• _WHAT IS BEING ASKED_:
Each line should be copied exactly.

Data items:
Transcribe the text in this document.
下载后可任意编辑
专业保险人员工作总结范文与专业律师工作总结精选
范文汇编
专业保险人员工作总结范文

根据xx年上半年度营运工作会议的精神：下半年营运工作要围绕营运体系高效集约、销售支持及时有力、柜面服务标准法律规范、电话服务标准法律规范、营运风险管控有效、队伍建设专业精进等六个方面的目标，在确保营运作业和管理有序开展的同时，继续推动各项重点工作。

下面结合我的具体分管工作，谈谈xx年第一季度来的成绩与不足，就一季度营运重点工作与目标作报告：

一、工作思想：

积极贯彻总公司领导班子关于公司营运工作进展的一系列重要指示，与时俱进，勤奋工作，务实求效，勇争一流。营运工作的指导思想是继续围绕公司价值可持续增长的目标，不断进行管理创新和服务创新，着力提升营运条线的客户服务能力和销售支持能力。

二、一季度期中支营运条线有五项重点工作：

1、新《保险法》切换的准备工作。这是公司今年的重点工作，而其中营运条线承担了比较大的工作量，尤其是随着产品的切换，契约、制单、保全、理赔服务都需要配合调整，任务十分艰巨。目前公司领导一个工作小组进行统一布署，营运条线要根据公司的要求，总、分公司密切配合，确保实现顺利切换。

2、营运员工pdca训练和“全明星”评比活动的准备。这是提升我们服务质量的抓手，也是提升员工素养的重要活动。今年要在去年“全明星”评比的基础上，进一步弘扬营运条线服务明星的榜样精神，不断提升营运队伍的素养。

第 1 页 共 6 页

• _SOLVED PROBLEM_:
Transcribe the text in this document.
下载后可任意编辑
专业保险人员工作总结范文与专业律师工作总结精选
范文汇编
专业保险人员工作总结范文

根据xx年上半年度营运工作会议的精神：下半年营运工作要围绕营运体系高效集约、销售支持及时有力、柜面服务标准法律规范、电话服务标准法律规范、营运风险管控有效、队伍建设专业精进等六个方面的目标，在确保营运作业和管理有序开展的同时，继续推动各项重点工作。

下面结合我的具体分管工作，谈谈xx年第一季度来的成绩与不足，就一季度营运重点工作与目标作报告：

一、工作思想：

积极贯彻总公司领导班子关于公司营运工作进展的一系列重要指示，与时俱进，勤奋工作，务实求效，勇争一流。营运工作的指导思想是继续围绕公司价值可持续增长的目标，不断进行管理创新和服务创新，着力提升营运条线的客户服务能力和销售支持能力。

二、一季度期中支营运条线有五项重点工作：

1、新《保险法》切换的准备工作。这是公司今年的重点工作，而其中营运条线承担了比较大的工作量，尤其是随着产品的切换，契约、制单、保全、理赔服务都需要配合调整，任务十分艰巨。目前公司领导一个工作小组进行统一布署，营运条线要根据公司的要求，总、分公司密切配合，确保实现顺利切换。

2、营运员工pdca训练和“全明星”评比活动的准备。这是提升我们服务质量的抓手，也是提升员工素养的重要活动。今年要在去年“全明星”评比的基础上，进一步弘扬营运条线服务明星的榜样精神，不断提升营运队伍的素养。

第 1 页 共 6 页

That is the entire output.